Set problem.
Every line holding the string "Residuals" should be gathered.
— START OF Data for the task —
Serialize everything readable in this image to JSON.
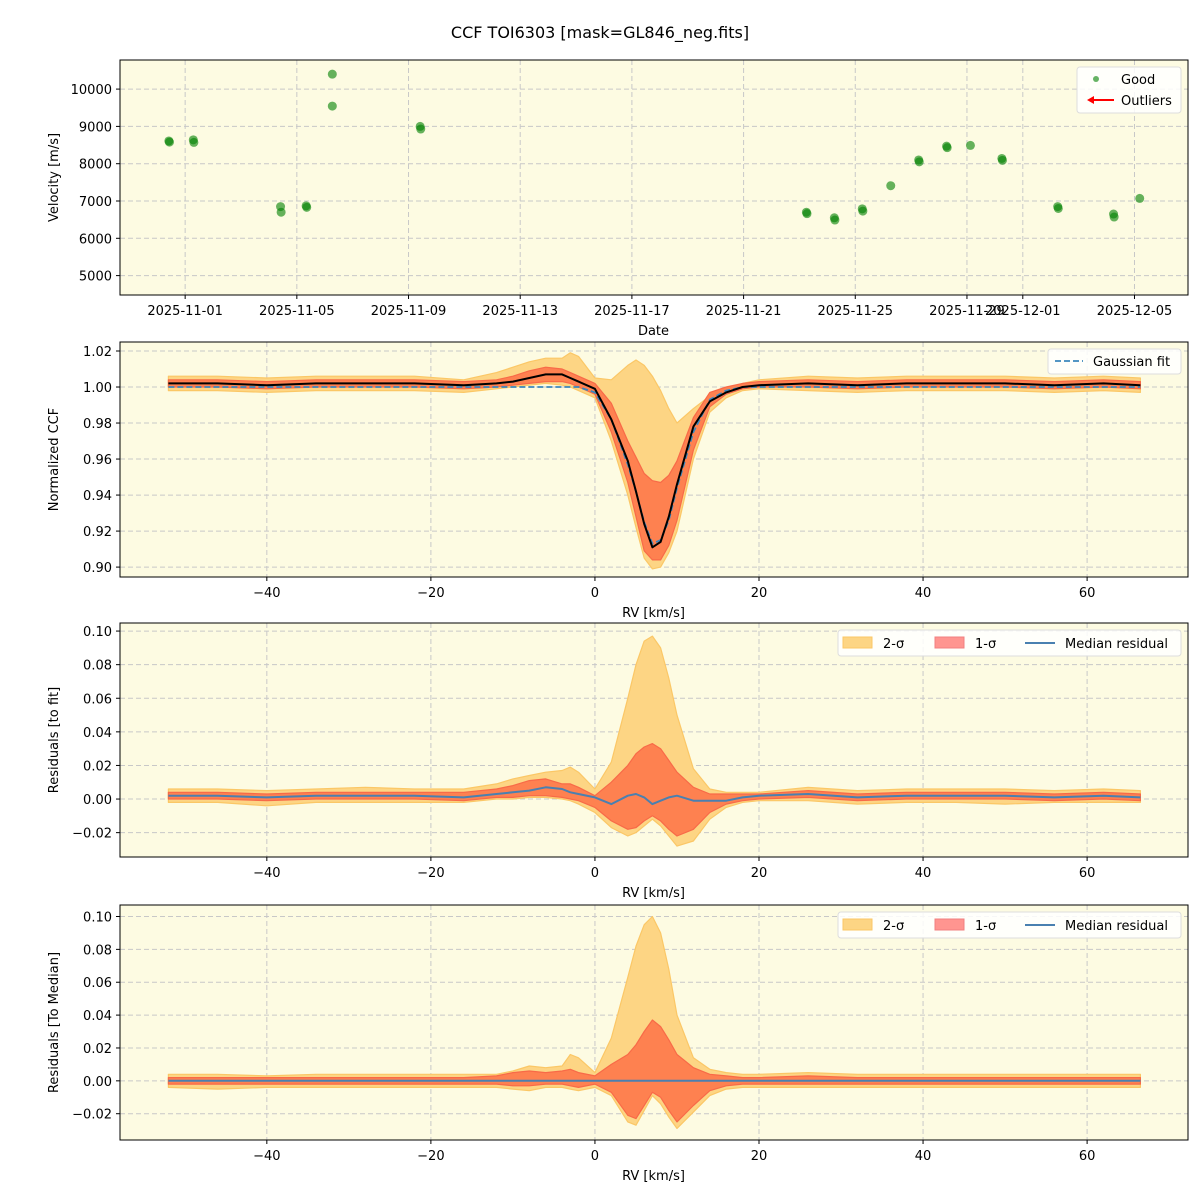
{
  "figure": {
    "title": "CCF TOI6303 [mask=GL846_neg.fits]"
  },
  "colors": {
    "background": "#fdfbe2",
    "good": "#008000",
    "outlier": "#ff0000",
    "band2": "#fdd584",
    "band1": "#fe8150",
    "band2_legend": "#fdd584",
    "band1_legend": "#ff9590",
    "median_ccf": "#000000",
    "fit": "#3b87bd",
    "median_residual": "#4a80b0",
    "grid": "#c8c8c8"
  },
  "chart_data": [
    {
      "type": "scatter",
      "xlabel": "Date",
      "ylabel": "Velocity [m/s]",
      "xlim": [
        "2025-10-29T16:00",
        "2025-12-06T22:00"
      ],
      "ylim": [
        4480,
        10780
      ],
      "xticks": [
        "2025-11-01",
        "2025-11-05",
        "2025-11-09",
        "2025-11-13",
        "2025-11-17",
        "2025-11-21",
        "2025-11-25",
        "2025-11-29",
        "2025-12-01",
        "2025-12-05"
      ],
      "yticks": [
        5000,
        6000,
        7000,
        8000,
        9000,
        10000
      ],
      "grid": true,
      "legend": {
        "placement": "top-right",
        "entries": [
          "Good",
          "Outliers"
        ]
      },
      "series": [
        {
          "name": "Good",
          "points": [
            [
              "2025-10-31T10:00",
              8610
            ],
            [
              "2025-10-31T10:30",
              8580
            ],
            [
              "2025-11-01T07:00",
              8640
            ],
            [
              "2025-11-01T07:30",
              8570
            ],
            [
              "2025-11-04T10:00",
              6850
            ],
            [
              "2025-11-04T10:30",
              6700
            ],
            [
              "2025-11-05T08:00",
              6870
            ],
            [
              "2025-11-05T08:30",
              6830
            ],
            [
              "2025-11-06T06:30",
              10400
            ],
            [
              "2025-11-06T06:30",
              9545
            ],
            [
              "2025-11-09T10:00",
              9000
            ],
            [
              "2025-11-09T10:30",
              8930
            ],
            [
              "2025-11-23T06:00",
              6700
            ],
            [
              "2025-11-23T06:30",
              6660
            ],
            [
              "2025-11-24T06:00",
              6550
            ],
            [
              "2025-11-24T06:30",
              6490
            ],
            [
              "2025-11-25T06:00",
              6790
            ],
            [
              "2025-11-25T06:30",
              6730
            ],
            [
              "2025-11-26T06:30",
              7410
            ],
            [
              "2025-11-27T06:30",
              8100
            ],
            [
              "2025-11-27T07:00",
              8050
            ],
            [
              "2025-11-28T06:30",
              8470
            ],
            [
              "2025-11-28T07:00",
              8430
            ],
            [
              "2025-11-29T03:00",
              8490
            ],
            [
              "2025-11-30T06:00",
              8140
            ],
            [
              "2025-11-30T06:30",
              8090
            ],
            [
              "2025-12-02T06:00",
              6850
            ],
            [
              "2025-12-02T06:30",
              6800
            ],
            [
              "2025-12-04T06:00",
              6650
            ],
            [
              "2025-12-04T06:30",
              6570
            ],
            [
              "2025-12-05T04:30",
              7070
            ]
          ]
        },
        {
          "name": "Outliers",
          "points": []
        }
      ]
    },
    {
      "type": "area",
      "xlabel": "RV [km/s]",
      "ylabel": "Normalized CCF",
      "xlim": [
        -57.9,
        72.3
      ],
      "ylim": [
        0.8945,
        1.025
      ],
      "xticks": [
        -40,
        -20,
        0,
        20,
        40,
        60
      ],
      "yticks": [
        0.9,
        0.92,
        0.94,
        0.96,
        0.98,
        1.0,
        1.02
      ],
      "ytick_decimals": 2,
      "grid": true,
      "legend": {
        "placement": "top-right",
        "entries": [
          "Gaussian fit"
        ]
      },
      "x": [
        -52,
        -46,
        -40,
        -34,
        -28,
        -22,
        -16,
        -12,
        -10,
        -8,
        -6,
        -4,
        -3,
        -2,
        0,
        2,
        4,
        5,
        6,
        7,
        8,
        9,
        10,
        12,
        14,
        16,
        18,
        20,
        26,
        32,
        38,
        44,
        50,
        56,
        62,
        66.5
      ],
      "band2": {
        "lo": [
          0.998,
          0.998,
          0.997,
          0.998,
          0.998,
          0.998,
          0.997,
          0.999,
          1.0,
          1.001,
          1.002,
          1.001,
          1.0,
          0.998,
          0.994,
          0.97,
          0.94,
          0.922,
          0.905,
          0.899,
          0.9,
          0.908,
          0.92,
          0.96,
          0.986,
          0.994,
          0.998,
          0.999,
          0.998,
          0.997,
          0.998,
          0.998,
          0.998,
          0.997,
          0.998,
          0.997
        ],
        "hi": [
          1.006,
          1.006,
          1.005,
          1.006,
          1.006,
          1.006,
          1.004,
          1.008,
          1.011,
          1.014,
          1.016,
          1.016,
          1.019,
          1.017,
          1.005,
          1.004,
          1.012,
          1.015,
          1.012,
          1.006,
          0.998,
          0.988,
          0.98,
          0.988,
          0.995,
          0.999,
          1.002,
          1.004,
          1.006,
          1.005,
          1.006,
          1.006,
          1.006,
          1.005,
          1.006,
          1.005
        ]
      },
      "band1": {
        "lo": [
          1.0,
          1.0,
          0.999,
          1.0,
          1.0,
          1.0,
          0.999,
          1.0,
          1.001,
          1.002,
          1.003,
          1.003,
          1.002,
          1.0,
          0.996,
          0.975,
          0.947,
          0.928,
          0.909,
          0.904,
          0.904,
          0.912,
          0.926,
          0.965,
          0.989,
          0.996,
          0.999,
          1.0,
          1.0,
          0.999,
          1.0,
          1.0,
          1.0,
          0.999,
          1.0,
          0.999
        ],
        "hi": [
          1.004,
          1.004,
          1.003,
          1.004,
          1.004,
          1.004,
          1.003,
          1.004,
          1.006,
          1.009,
          1.011,
          1.01,
          1.008,
          1.006,
          1.002,
          0.991,
          0.97,
          0.961,
          0.952,
          0.948,
          0.947,
          0.951,
          0.959,
          0.983,
          0.997,
          1.0,
          1.002,
          1.003,
          1.004,
          1.003,
          1.004,
          1.004,
          1.004,
          1.003,
          1.004,
          1.003
        ]
      },
      "median": [
        1.002,
        1.002,
        1.001,
        1.002,
        1.002,
        1.002,
        1.001,
        1.002,
        1.003,
        1.005,
        1.007,
        1.007,
        1.005,
        1.003,
        0.999,
        0.982,
        0.959,
        0.942,
        0.924,
        0.911,
        0.914,
        0.928,
        0.946,
        0.978,
        0.992,
        0.997,
        1.0,
        1.001,
        1.002,
        1.001,
        1.002,
        1.002,
        1.002,
        1.001,
        1.002,
        1.001
      ],
      "series": [
        {
          "name": "Gaussian fit",
          "style": "dashed",
          "values": [
            1,
            1,
            1,
            1,
            1,
            1,
            1,
            1,
            1,
            1,
            1,
            1,
            1,
            1.0,
            0.997,
            0.982,
            0.957,
            0.942,
            0.925,
            0.913,
            0.915,
            0.926,
            0.944,
            0.975,
            0.993,
            0.998,
            1.0,
            1,
            1,
            1,
            1,
            1,
            1,
            1,
            1,
            1
          ]
        }
      ]
    },
    {
      "type": "area",
      "xlabel": "RV [km/s]",
      "ylabel": "Residuals [to fit]",
      "xlim": [
        -57.9,
        72.3
      ],
      "ylim": [
        -0.0345,
        0.1048
      ],
      "xticks": [
        -40,
        -20,
        0,
        20,
        40,
        60
      ],
      "yticks": [
        -0.02,
        0.0,
        0.02,
        0.04,
        0.06,
        0.08,
        0.1
      ],
      "ytick_decimals": 2,
      "grid": true,
      "legend": {
        "placement": "top-right",
        "entries": [
          "2-σ",
          "1-σ",
          "Median residual"
        ]
      },
      "x": [
        -52,
        -46,
        -40,
        -34,
        -28,
        -22,
        -16,
        -12,
        -10,
        -8,
        -6,
        -4,
        -3,
        -2,
        0,
        2,
        4,
        5,
        6,
        7,
        8,
        9,
        10,
        12,
        14,
        16,
        18,
        20,
        26,
        32,
        38,
        44,
        50,
        56,
        62,
        66.5
      ],
      "band2": {
        "lo": [
          -0.002,
          -0.002,
          -0.004,
          -0.002,
          -0.002,
          -0.002,
          -0.002,
          0,
          0,
          0.001,
          0.001,
          0,
          -0.001,
          -0.003,
          -0.008,
          -0.017,
          -0.022,
          -0.02,
          -0.016,
          -0.012,
          -0.016,
          -0.022,
          -0.028,
          -0.025,
          -0.012,
          -0.005,
          -0.002,
          -0.001,
          -0.001,
          -0.003,
          -0.002,
          -0.002,
          -0.003,
          -0.002,
          -0.002,
          -0.002
        ],
        "hi": [
          0.006,
          0.006,
          0.005,
          0.006,
          0.007,
          0.006,
          0.006,
          0.009,
          0.012,
          0.014,
          0.016,
          0.017,
          0.019,
          0.016,
          0.006,
          0.022,
          0.06,
          0.08,
          0.094,
          0.097,
          0.09,
          0.072,
          0.05,
          0.018,
          0.006,
          0.004,
          0.004,
          0.004,
          0.007,
          0.005,
          0.006,
          0.006,
          0.006,
          0.005,
          0.006,
          0.005
        ]
      },
      "band1": {
        "lo": [
          0,
          0,
          -0.001,
          0,
          0,
          0,
          -0.001,
          0.001,
          0.001,
          0.002,
          0.002,
          0.001,
          0,
          -0.001,
          -0.005,
          -0.013,
          -0.018,
          -0.017,
          -0.013,
          -0.01,
          -0.013,
          -0.018,
          -0.022,
          -0.018,
          -0.008,
          -0.003,
          -0.001,
          0,
          0.001,
          -0.001,
          0,
          0,
          0,
          -0.001,
          0,
          -0.001
        ],
        "hi": [
          0.004,
          0.004,
          0.003,
          0.004,
          0.004,
          0.004,
          0.004,
          0.006,
          0.008,
          0.011,
          0.012,
          0.009,
          0.009,
          0.007,
          0.002,
          0.01,
          0.02,
          0.027,
          0.031,
          0.033,
          0.03,
          0.023,
          0.016,
          0.007,
          0.003,
          0.003,
          0.003,
          0.003,
          0.005,
          0.003,
          0.004,
          0.004,
          0.004,
          0.003,
          0.004,
          0.003
        ]
      },
      "series": [
        {
          "name": "Median residual",
          "values": [
            0.002,
            0.002,
            0.001,
            0.002,
            0.002,
            0.002,
            0.001,
            0.003,
            0.004,
            0.005,
            0.007,
            0.006,
            0.004,
            0.003,
            0.001,
            -0.003,
            0.002,
            0.003,
            0.001,
            -0.003,
            -0.001,
            0.001,
            0.002,
            -0.001,
            -0.001,
            -0.001,
            0.001,
            0.002,
            0.003,
            0.001,
            0.002,
            0.002,
            0.002,
            0.001,
            0.002,
            0.001
          ]
        }
      ]
    },
    {
      "type": "area",
      "xlabel": "RV [km/s]",
      "ylabel": "Residuals [To Median]",
      "xlim": [
        -57.9,
        72.3
      ],
      "ylim": [
        -0.036,
        0.107
      ],
      "xticks": [
        -40,
        -20,
        0,
        20,
        40,
        60
      ],
      "yticks": [
        -0.02,
        0.0,
        0.02,
        0.04,
        0.06,
        0.08,
        0.1
      ],
      "ytick_decimals": 2,
      "grid": true,
      "legend": {
        "placement": "top-right",
        "entries": [
          "2-σ",
          "1-σ",
          "Median residual"
        ]
      },
      "x": [
        -52,
        -46,
        -40,
        -34,
        -28,
        -22,
        -16,
        -12,
        -10,
        -8,
        -6,
        -4,
        -3,
        -2,
        0,
        2,
        4,
        5,
        6,
        7,
        8,
        9,
        10,
        12,
        14,
        16,
        18,
        20,
        26,
        32,
        38,
        44,
        50,
        56,
        62,
        66.5
      ],
      "band2": {
        "lo": [
          -0.004,
          -0.005,
          -0.004,
          -0.004,
          -0.004,
          -0.004,
          -0.004,
          -0.004,
          -0.005,
          -0.006,
          -0.004,
          -0.004,
          -0.005,
          -0.006,
          -0.004,
          -0.009,
          -0.025,
          -0.027,
          -0.018,
          -0.009,
          -0.014,
          -0.022,
          -0.029,
          -0.019,
          -0.009,
          -0.005,
          -0.004,
          -0.004,
          -0.004,
          -0.004,
          -0.004,
          -0.004,
          -0.004,
          -0.004,
          -0.004,
          -0.004
        ],
        "hi": [
          0.004,
          0.004,
          0.003,
          0.004,
          0.004,
          0.004,
          0.004,
          0.004,
          0.006,
          0.009,
          0.008,
          0.009,
          0.016,
          0.014,
          0.005,
          0.026,
          0.063,
          0.082,
          0.095,
          0.1,
          0.09,
          0.068,
          0.04,
          0.014,
          0.007,
          0.005,
          0.004,
          0.004,
          0.005,
          0.004,
          0.004,
          0.004,
          0.004,
          0.004,
          0.004,
          0.004
        ]
      },
      "band1": {
        "lo": [
          -0.002,
          -0.002,
          -0.002,
          -0.002,
          -0.002,
          -0.002,
          -0.002,
          -0.002,
          -0.003,
          -0.003,
          -0.002,
          -0.002,
          -0.003,
          -0.004,
          -0.002,
          -0.007,
          -0.021,
          -0.023,
          -0.015,
          -0.007,
          -0.01,
          -0.018,
          -0.025,
          -0.015,
          -0.006,
          -0.003,
          -0.002,
          -0.002,
          -0.002,
          -0.002,
          -0.002,
          -0.002,
          -0.002,
          -0.002,
          -0.002,
          -0.002
        ],
        "hi": [
          0.002,
          0.002,
          0.002,
          0.002,
          0.002,
          0.002,
          0.002,
          0.003,
          0.005,
          0.006,
          0.005,
          0.006,
          0.007,
          0.005,
          0.003,
          0.01,
          0.016,
          0.022,
          0.03,
          0.037,
          0.033,
          0.025,
          0.016,
          0.008,
          0.004,
          0.003,
          0.002,
          0.002,
          0.003,
          0.002,
          0.002,
          0.002,
          0.002,
          0.002,
          0.002,
          0.002
        ]
      },
      "series": [
        {
          "name": "Median residual",
          "values": [
            0,
            0,
            0,
            0,
            0,
            0,
            0,
            0,
            0,
            0,
            0,
            0,
            0,
            0,
            0,
            0,
            0,
            0,
            0,
            0,
            0,
            0,
            0,
            0,
            0,
            0,
            0,
            0,
            0,
            0,
            0,
            0,
            0,
            0,
            0,
            0
          ]
        }
      ]
    }
  ]
}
— END OF Data for the task —
Response for this exercise.
      "ylabel": "Residuals [to fit]",
      "ylabel": "Residuals [To Median]",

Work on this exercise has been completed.